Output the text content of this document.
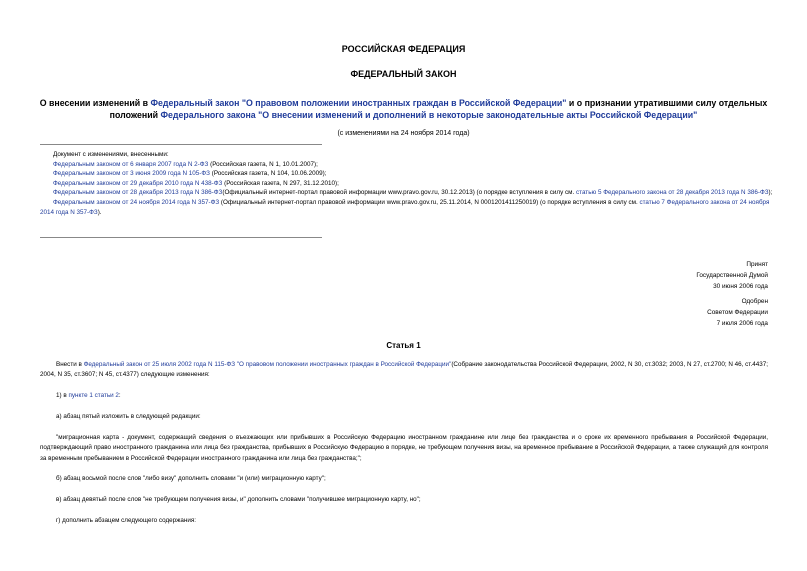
РОССИЙСКАЯ ФЕДЕРАЦИЯ
ФЕДЕРАЛЬНЫЙ ЗАКОН
О внесении изменений в Федеральный закон "О правовом положении иностранных граждан в Российской Федерации" и о признании утратившими силу отдельных положений Федерального закона "О внесении изменений и дополнений в некоторые законодательные акты Российской Федерации"
(с изменениями на 24 ноября 2014 года)
Документ с изменениями, внесенными:
Федеральным законом от 6 января 2007 года N 2-ФЗ (Российская газета, N 1, 10.01.2007);
Федеральным законом от 3 июня 2009 года N 105-ФЗ (Российская газета, N 104, 10.06.2009);
Федеральным законом от 29 декабря 2010 года N 438-ФЗ (Российская газета, N 297, 31.12.2010);
Федеральным законом от 28 декабря 2013 года N 386-ФЗ(Официальный интернет-портал правовой информации www.pravo.gov.ru, 30.12.2013) (о порядке вступления в силу см. статью 5 Федерального закона от 28 декабря 2013 года N 386-ФЗ);
Федеральным законом от 24 ноября 2014 года N 357-ФЗ (Официальный интернет-портал правовой информации www.pravo.gov.ru, 25.11.2014, N 0001201411250019) (о порядке вступления в силу см. статью 7 Федерального закона от 24 ноября 2014 года N 357-ФЗ).
Принят
Государственной Думой
30 июня 2006 года
Одобрен
Советом Федерации
7 июля 2006 года
Статья 1
Внести в Федеральный закон от 25 июля 2002 года N 115-ФЗ "О правовом положении иностранных граждан в Российской Федерации"(Собрание законодательства Российской Федерации, 2002, N 30, ст.3032; 2003, N 27, ст.2700; N 46, ст.4437; 2004, N 35, ст.3607; N 45, ст.4377) следующие изменения:
1) в пункте 1 статьи 2:
а) абзац пятый изложить в следующей редакции:
"миграционная карта - документ, содержащий сведения о въезжающих или прибывших в Российскую Федерацию иностранном гражданине или лице без гражданства и о сроке их временного пребывания в Российской Федерации, подтверждающий право иностранного гражданина или лица без гражданства, прибывших в Российскую Федерацию в порядке, не требующем получения визы, на временное пребывание в Российской Федерации, а также служащий для контроля за временным пребыванием в Российской Федерации иностранного гражданина или лица без гражданства;";
б) абзац восьмой после слов "либо визу" дополнить словами "и (или) миграционную карту";
в) абзац девятый после слов "не требующем получения визы, и" дополнить словами "получившее миграционную карту, но";
г) дополнить абзацем следующего содержания:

+ + +

WHAT TO WORK ON -
Gather, from the listing above, every line carrying the word "карту".

TASK OUTPUT -
б) абзац восьмой после слов "либо визу" дополнить словами "и (или) миграционную карту";
в) абзац девятый после слов "не требующем получения визы, и" дополнить словами "получившее миграционную карту, но";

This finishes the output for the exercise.